How many lines in the records below hold the string "Belgia"? Answer with the number alone.

(Extracted records)
>>>
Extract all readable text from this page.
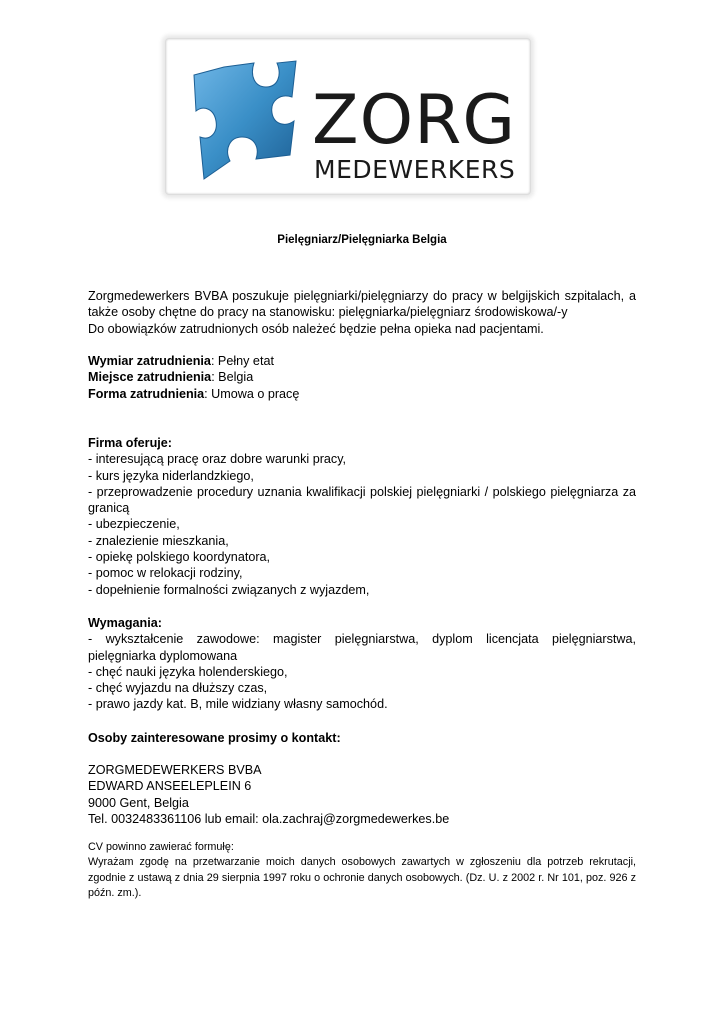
ZORG
MEDEWERKERS
Pielęgniarz/Pielęgniarka Belgia
Zorgmedewerkers BVBA poszukuje pielęgniarki/pielęgniarzy do pracy w belgijskich szpitalach, a także osoby chętne do pracy na stanowisku: pielęgniarka/pielęgniarz środowiskowa/-y
Do obowiązków zatrudnionych osób należeć będzie pełna opieka nad pacjentami.
Wymiar zatrudnienia: Pełny etat
Miejsce zatrudnienia: Belgia
Forma zatrudnienia: Umowa o pracę
Firma oferuje:
- interesującą pracę oraz dobre warunki pracy,
- kurs języka niderlandzkiego,
- przeprowadzenie procedury uznania kwalifikacji polskiej pielęgniarki / polskiego pielęgniarza za granicą
- ubezpieczenie,
- znalezienie mieszkania,
- opiekę polskiego koordynatora,
- pomoc w relokacji rodziny,
- dopełnienie formalności związanych z wyjazdem,
Wymagania:
- wykształcenie zawodowe: magister pielęgniarstwa, dyplom licencjata pielęgniarstwa, pielęgniarka dyplomowana
- chęć nauki języka holenderskiego,
- chęć wyjazdu na dłuższy czas,
- prawo jazdy kat. B, mile widziany własny samochód.
Osoby zainteresowane prosimy o kontakt:
ZORGMEDEWERKERS BVBA
EDWARD ANSEELEPLEIN 6
9000 Gent, Belgia
Tel. 0032483361106 lub email: ola.zachraj@zorgmedewerkes.be
CV powinno zawierać formułę:
Wyrażam zgodę na przetwarzanie moich danych osobowych zawartych w zgłoszeniu dla potrzeb rekrutacji, zgodnie z ustawą z dnia 29 sierpnia 1997 roku o ochronie danych osobowych. (Dz. U. z 2002 r. Nr 101, poz. 926 z późn. zm.).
<<<
_EXERCISE OUTPUT_.
3